> **Given records**:
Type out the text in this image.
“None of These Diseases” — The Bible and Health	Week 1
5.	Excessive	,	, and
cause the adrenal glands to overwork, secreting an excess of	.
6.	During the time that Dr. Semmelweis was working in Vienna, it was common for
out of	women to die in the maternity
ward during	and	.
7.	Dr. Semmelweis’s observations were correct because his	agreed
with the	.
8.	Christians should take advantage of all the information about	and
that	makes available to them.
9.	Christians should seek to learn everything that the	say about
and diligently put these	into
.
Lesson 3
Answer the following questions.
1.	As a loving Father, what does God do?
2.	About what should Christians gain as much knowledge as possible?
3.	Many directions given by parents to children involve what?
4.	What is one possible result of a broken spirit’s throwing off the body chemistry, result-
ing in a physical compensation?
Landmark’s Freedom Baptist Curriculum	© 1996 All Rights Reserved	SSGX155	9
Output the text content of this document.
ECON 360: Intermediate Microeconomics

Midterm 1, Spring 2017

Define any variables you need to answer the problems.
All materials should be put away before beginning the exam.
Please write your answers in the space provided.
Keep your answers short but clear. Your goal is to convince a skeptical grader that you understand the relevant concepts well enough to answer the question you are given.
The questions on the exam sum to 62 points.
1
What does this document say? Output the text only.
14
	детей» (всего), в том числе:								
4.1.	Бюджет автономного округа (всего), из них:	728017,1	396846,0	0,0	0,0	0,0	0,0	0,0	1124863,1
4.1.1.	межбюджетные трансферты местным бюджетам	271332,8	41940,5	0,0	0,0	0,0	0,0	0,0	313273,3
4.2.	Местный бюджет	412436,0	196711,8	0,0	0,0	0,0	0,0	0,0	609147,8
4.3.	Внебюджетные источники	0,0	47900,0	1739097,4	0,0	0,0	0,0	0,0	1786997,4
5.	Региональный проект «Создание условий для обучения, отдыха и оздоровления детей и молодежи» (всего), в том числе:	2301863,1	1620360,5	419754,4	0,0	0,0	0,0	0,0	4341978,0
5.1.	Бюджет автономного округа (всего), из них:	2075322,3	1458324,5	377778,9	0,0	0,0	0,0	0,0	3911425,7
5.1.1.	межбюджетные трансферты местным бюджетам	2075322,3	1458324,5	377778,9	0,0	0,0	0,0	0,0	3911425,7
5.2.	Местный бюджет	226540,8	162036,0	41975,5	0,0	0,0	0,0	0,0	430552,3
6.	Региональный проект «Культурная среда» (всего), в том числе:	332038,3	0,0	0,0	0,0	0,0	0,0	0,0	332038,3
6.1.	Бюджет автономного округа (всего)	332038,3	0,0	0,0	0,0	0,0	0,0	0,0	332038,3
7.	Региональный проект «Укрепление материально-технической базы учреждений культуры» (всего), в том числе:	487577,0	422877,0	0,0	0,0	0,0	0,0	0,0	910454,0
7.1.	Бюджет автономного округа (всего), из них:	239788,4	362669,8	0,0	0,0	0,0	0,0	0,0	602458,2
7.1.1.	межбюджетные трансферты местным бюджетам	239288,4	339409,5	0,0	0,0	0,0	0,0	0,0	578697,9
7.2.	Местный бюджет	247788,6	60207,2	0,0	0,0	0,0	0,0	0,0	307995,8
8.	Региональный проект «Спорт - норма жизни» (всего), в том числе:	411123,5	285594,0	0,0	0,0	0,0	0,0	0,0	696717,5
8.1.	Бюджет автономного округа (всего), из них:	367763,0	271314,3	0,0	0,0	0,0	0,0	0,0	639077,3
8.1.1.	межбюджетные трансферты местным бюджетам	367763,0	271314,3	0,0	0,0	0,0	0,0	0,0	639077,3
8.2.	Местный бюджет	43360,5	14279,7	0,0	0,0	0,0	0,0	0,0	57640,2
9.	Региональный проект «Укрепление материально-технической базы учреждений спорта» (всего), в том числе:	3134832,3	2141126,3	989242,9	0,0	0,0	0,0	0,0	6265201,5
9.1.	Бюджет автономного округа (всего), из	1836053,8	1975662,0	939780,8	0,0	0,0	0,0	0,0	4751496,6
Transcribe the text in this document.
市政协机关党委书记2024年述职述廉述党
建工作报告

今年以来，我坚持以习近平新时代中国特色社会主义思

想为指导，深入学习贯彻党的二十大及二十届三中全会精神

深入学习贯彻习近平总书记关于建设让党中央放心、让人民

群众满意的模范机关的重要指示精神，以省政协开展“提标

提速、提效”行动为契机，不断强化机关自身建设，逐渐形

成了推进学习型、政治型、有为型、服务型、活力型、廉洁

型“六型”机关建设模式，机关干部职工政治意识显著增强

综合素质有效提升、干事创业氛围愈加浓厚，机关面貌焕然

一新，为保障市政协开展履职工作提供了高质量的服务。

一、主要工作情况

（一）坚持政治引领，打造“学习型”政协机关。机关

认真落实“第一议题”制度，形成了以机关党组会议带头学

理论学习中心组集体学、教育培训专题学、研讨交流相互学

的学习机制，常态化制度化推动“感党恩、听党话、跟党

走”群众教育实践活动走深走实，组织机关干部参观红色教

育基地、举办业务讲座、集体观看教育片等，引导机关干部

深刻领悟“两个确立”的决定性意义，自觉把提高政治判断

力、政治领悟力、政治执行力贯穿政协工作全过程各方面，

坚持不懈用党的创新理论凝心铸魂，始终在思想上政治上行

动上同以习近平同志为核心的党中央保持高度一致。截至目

> **Task statement**: Return the lines above, from the one containing "Transcribe the text in this document." to the end, exactly as they stand.

> **Finished exercise**:
Transcribe the text in this document.
市政协机关党委书记2024年述职述廉述党
建工作报告

今年以来，我坚持以习近平新时代中国特色社会主义思

想为指导，深入学习贯彻党的二十大及二十届三中全会精神

深入学习贯彻习近平总书记关于建设让党中央放心、让人民

群众满意的模范机关的重要指示精神，以省政协开展“提标

提速、提效”行动为契机，不断强化机关自身建设，逐渐形

成了推进学习型、政治型、有为型、服务型、活力型、廉洁

型“六型”机关建设模式，机关干部职工政治意识显著增强

综合素质有效提升、干事创业氛围愈加浓厚，机关面貌焕然

一新，为保障市政协开展履职工作提供了高质量的服务。

一、主要工作情况

（一）坚持政治引领，打造“学习型”政协机关。机关

认真落实“第一议题”制度，形成了以机关党组会议带头学

理论学习中心组集体学、教育培训专题学、研讨交流相互学

的学习机制，常态化制度化推动“感党恩、听党话、跟党

走”群众教育实践活动走深走实，组织机关干部参观红色教

育基地、举办业务讲座、集体观看教育片等，引导机关干部

深刻领悟“两个确立”的决定性意义，自觉把提高政治判断

力、政治领悟力、政治执行力贯穿政协工作全过程各方面，

坚持不懈用党的创新理论凝心铸魂，始终在思想上政治上行

动上同以习近平同志为核心的党中央保持高度一致。截至目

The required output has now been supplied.